_WHAT TO DO_. Copy each line of the data below exactly, leaving out pictures.

· · ·

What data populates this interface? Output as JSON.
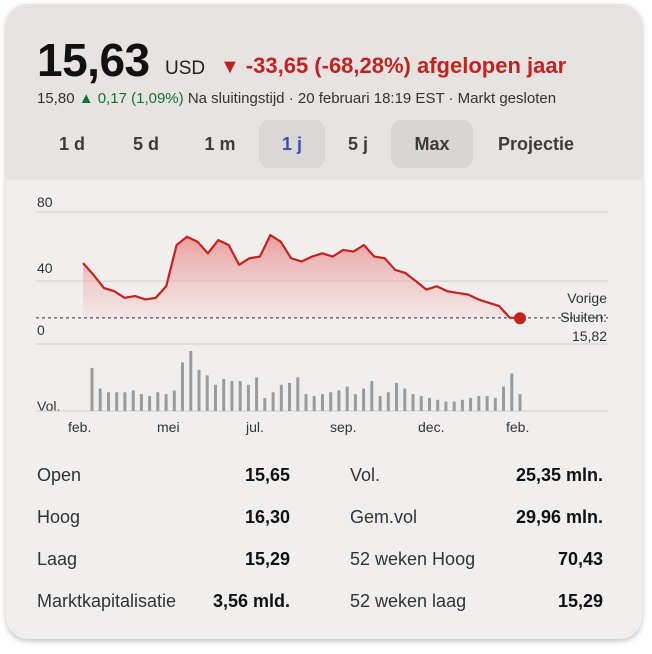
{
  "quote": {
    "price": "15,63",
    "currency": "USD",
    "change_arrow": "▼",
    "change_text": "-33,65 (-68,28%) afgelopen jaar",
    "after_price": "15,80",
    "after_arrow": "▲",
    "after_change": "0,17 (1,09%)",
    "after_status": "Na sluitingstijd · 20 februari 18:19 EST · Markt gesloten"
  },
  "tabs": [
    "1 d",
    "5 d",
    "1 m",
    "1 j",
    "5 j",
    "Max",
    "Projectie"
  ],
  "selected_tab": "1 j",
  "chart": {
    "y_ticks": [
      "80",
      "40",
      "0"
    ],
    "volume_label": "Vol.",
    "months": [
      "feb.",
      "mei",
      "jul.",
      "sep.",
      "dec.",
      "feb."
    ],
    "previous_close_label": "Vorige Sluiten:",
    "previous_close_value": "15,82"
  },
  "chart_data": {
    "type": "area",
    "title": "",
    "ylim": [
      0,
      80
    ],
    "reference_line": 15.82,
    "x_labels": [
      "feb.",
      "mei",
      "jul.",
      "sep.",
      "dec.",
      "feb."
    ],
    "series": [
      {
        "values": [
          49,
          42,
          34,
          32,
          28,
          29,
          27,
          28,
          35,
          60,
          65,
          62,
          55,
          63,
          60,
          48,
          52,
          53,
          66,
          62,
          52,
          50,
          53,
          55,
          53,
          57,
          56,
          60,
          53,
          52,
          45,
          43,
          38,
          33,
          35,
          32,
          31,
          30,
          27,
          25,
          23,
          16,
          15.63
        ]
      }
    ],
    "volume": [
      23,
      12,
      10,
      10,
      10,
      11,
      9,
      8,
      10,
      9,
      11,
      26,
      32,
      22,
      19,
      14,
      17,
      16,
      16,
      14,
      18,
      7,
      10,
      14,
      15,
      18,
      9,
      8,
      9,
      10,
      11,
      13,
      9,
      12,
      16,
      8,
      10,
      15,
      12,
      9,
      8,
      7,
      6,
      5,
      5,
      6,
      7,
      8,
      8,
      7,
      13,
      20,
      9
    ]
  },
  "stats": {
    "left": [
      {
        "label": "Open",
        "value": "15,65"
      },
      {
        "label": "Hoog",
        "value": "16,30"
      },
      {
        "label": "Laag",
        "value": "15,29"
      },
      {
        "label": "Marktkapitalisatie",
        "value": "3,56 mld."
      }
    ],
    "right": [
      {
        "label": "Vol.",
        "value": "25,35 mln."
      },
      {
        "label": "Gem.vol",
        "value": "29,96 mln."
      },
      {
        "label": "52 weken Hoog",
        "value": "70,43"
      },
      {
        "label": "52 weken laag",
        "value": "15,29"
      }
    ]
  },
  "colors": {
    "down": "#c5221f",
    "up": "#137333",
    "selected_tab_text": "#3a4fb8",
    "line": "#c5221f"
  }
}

· · ·

_RESPONSE BELOW_.
What data populates this interface? Output as JSON.
{
  "quote": {
    "price": "15,63",
    "currency": "USD",
    "change_arrow": "▼",
    "change_text": "-33,65 (-68,28%) afgelopen jaar",
    "after_price": "15,80",
    "after_arrow": "▲",
    "after_change": "0,17 (1,09%)",
    "after_status": "Na sluitingstijd · 20 februari 18:19 EST · Markt gesloten"
  },
  "tabs": [
    "1 d",
    "5 d",
    "1 m",
    "1 j",
    "5 j",
    "Max",
    "Projectie"
  ],
  "selected_tab": "1 j",
  "chart": {
    "y_ticks": [
      "80",
      "40",
      "0"
    ],
    "volume_label": "Vol.",
    "months": [
      "feb.",
      "mei",
      "jul.",
      "sep.",
      "dec.",
      "feb."
    ],
    "previous_close_label": "Vorige Sluiten:",
    "previous_close_value": "15,82"
  },
  "chart_data": {
    "type": "area",
    "title": "",
    "ylim": [
      0,
      80
    ],
    "reference_line": 15.82,
    "x_labels": [
      "feb.",
      "mei",
      "jul.",
      "sep.",
      "dec.",
      "feb."
    ],
    "series": [
      {
        "values": [
          49,
          42,
          34,
          32,
          28,
          29,
          27,
          28,
          35,
          60,
          65,
          62,
          55,
          63,
          60,
          48,
          52,
          53,
          66,
          62,
          52,
          50,
          53,
          55,
          53,
          57,
          56,
          60,
          53,
          52,
          45,
          43,
          38,
          33,
          35,
          32,
          31,
          30,
          27,
          25,
          23,
          16,
          15.63
        ]
      }
    ],
    "volume": [
      23,
      12,
      10,
      10,
      10,
      11,
      9,
      8,
      10,
      9,
      11,
      26,
      32,
      22,
      19,
      14,
      17,
      16,
      16,
      14,
      18,
      7,
      10,
      14,
      15,
      18,
      9,
      8,
      9,
      10,
      11,
      13,
      9,
      12,
      16,
      8,
      10,
      15,
      12,
      9,
      8,
      7,
      6,
      5,
      5,
      6,
      7,
      8,
      8,
      7,
      13,
      20,
      9
    ]
  },
  "stats": {
    "left": [
      {
        "label": "Open",
        "value": "15,65"
      },
      {
        "label": "Hoog",
        "value": "16,30"
      },
      {
        "label": "Laag",
        "value": "15,29"
      },
      {
        "label": "Marktkapitalisatie",
        "value": "3,56 mld."
      }
    ],
    "right": [
      {
        "label": "Vol.",
        "value": "25,35 mln."
      },
      {
        "label": "Gem.vol",
        "value": "29,96 mln."
      },
      {
        "label": "52 weken Hoog",
        "value": "70,43"
      },
      {
        "label": "52 weken laag",
        "value": "15,29"
      }
    ]
  },
  "colors": {
    "down": "#c5221f",
    "up": "#137333",
    "selected_tab_text": "#3a4fb8",
    "line": "#c5221f"
  }
}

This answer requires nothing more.